Requirements ->
Images are not part of the copy; write out the rest of the data exactly as given.

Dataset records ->
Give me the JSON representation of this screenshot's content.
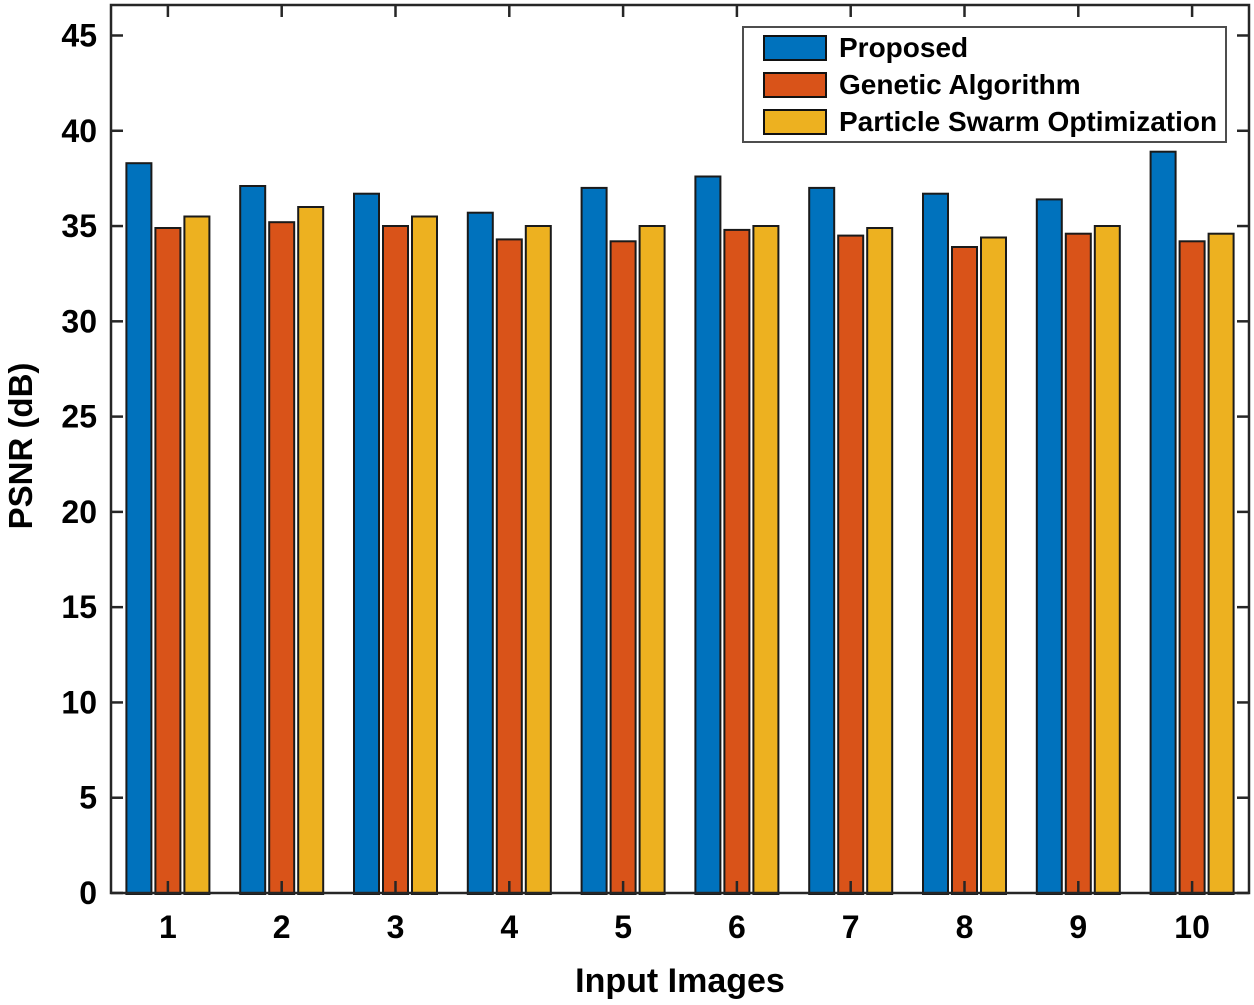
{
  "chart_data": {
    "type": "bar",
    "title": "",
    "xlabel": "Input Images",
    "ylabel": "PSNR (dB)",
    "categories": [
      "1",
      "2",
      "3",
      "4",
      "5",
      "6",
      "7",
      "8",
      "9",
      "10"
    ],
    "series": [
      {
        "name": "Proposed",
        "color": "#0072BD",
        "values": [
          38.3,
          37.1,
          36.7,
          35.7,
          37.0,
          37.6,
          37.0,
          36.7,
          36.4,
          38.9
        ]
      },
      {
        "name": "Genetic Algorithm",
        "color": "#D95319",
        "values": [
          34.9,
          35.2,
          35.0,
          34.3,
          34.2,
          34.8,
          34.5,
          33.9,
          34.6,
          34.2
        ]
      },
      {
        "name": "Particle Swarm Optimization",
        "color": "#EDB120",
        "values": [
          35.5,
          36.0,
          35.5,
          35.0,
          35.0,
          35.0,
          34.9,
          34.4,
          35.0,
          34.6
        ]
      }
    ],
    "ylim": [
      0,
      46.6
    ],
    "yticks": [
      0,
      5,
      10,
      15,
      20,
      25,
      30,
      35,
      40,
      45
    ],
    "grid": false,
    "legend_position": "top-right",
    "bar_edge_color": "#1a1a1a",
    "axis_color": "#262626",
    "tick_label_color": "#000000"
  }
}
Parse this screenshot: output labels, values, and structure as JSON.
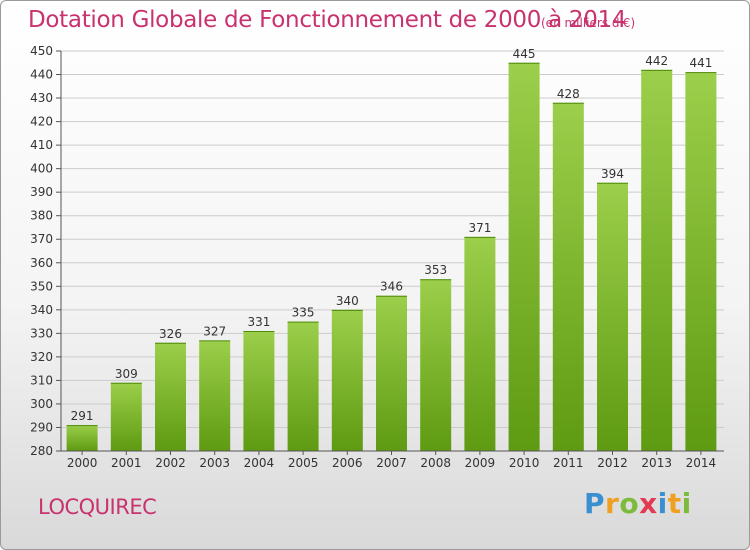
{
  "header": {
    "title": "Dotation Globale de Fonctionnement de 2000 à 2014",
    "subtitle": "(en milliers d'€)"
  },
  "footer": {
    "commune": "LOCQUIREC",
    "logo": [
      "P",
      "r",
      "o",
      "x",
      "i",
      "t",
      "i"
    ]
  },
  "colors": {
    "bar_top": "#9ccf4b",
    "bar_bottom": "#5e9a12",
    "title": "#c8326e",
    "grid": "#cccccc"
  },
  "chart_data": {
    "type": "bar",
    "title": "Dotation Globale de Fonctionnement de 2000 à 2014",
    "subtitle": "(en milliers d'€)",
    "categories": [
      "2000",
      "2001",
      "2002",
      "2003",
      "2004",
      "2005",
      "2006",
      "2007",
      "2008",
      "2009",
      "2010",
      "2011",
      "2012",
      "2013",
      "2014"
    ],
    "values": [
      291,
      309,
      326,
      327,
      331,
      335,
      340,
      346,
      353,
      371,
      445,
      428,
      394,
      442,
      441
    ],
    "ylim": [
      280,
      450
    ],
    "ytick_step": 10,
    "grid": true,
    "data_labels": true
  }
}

Solution to the problem ->
Give me the JSON representation of this screenshot's content.
{
  "chart_data": {
    "type": "bar",
    "title": "",
    "xlabel": "Input Images",
    "ylabel": "PSNR (dB)",
    "categories": [
      "1",
      "2",
      "3",
      "4",
      "5",
      "6",
      "7",
      "8",
      "9",
      "10"
    ],
    "series": [
      {
        "name": "Proposed",
        "color": "#0072BD",
        "values": [
          38.3,
          37.1,
          36.7,
          35.7,
          37.0,
          37.6,
          37.0,
          36.7,
          36.4,
          38.9
        ]
      },
      {
        "name": "Genetic Algorithm",
        "color": "#D95319",
        "values": [
          34.9,
          35.2,
          35.0,
          34.3,
          34.2,
          34.8,
          34.5,
          33.9,
          34.6,
          34.2
        ]
      },
      {
        "name": "Particle Swarm Optimization",
        "color": "#EDB120",
        "values": [
          35.5,
          36.0,
          35.5,
          35.0,
          35.0,
          35.0,
          34.9,
          34.4,
          35.0,
          34.6
        ]
      }
    ],
    "ylim": [
      0,
      46.6
    ],
    "yticks": [
      0,
      5,
      10,
      15,
      20,
      25,
      30,
      35,
      40,
      45
    ],
    "grid": false,
    "legend_position": "top-right",
    "bar_edge_color": "#1a1a1a",
    "axis_color": "#262626",
    "tick_label_color": "#000000"
  }
}
Parse this screenshot: output labels, values, and structure as JSON.
{
  "header": {
    "title": "Dotation Globale de Fonctionnement de 2000 à 2014",
    "subtitle": "(en milliers d'€)"
  },
  "footer": {
    "commune": "LOCQUIREC",
    "logo": [
      "P",
      "r",
      "o",
      "x",
      "i",
      "t",
      "i"
    ]
  },
  "colors": {
    "bar_top": "#9ccf4b",
    "bar_bottom": "#5e9a12",
    "title": "#c8326e",
    "grid": "#cccccc"
  },
  "chart_data": {
    "type": "bar",
    "title": "Dotation Globale de Fonctionnement de 2000 à 2014",
    "subtitle": "(en milliers d'€)",
    "categories": [
      "2000",
      "2001",
      "2002",
      "2003",
      "2004",
      "2005",
      "2006",
      "2007",
      "2008",
      "2009",
      "2010",
      "2011",
      "2012",
      "2013",
      "2014"
    ],
    "values": [
      291,
      309,
      326,
      327,
      331,
      335,
      340,
      346,
      353,
      371,
      445,
      428,
      394,
      442,
      441
    ],
    "ylim": [
      280,
      450
    ],
    "ytick_step": 10,
    "grid": true,
    "data_labels": true
  }
}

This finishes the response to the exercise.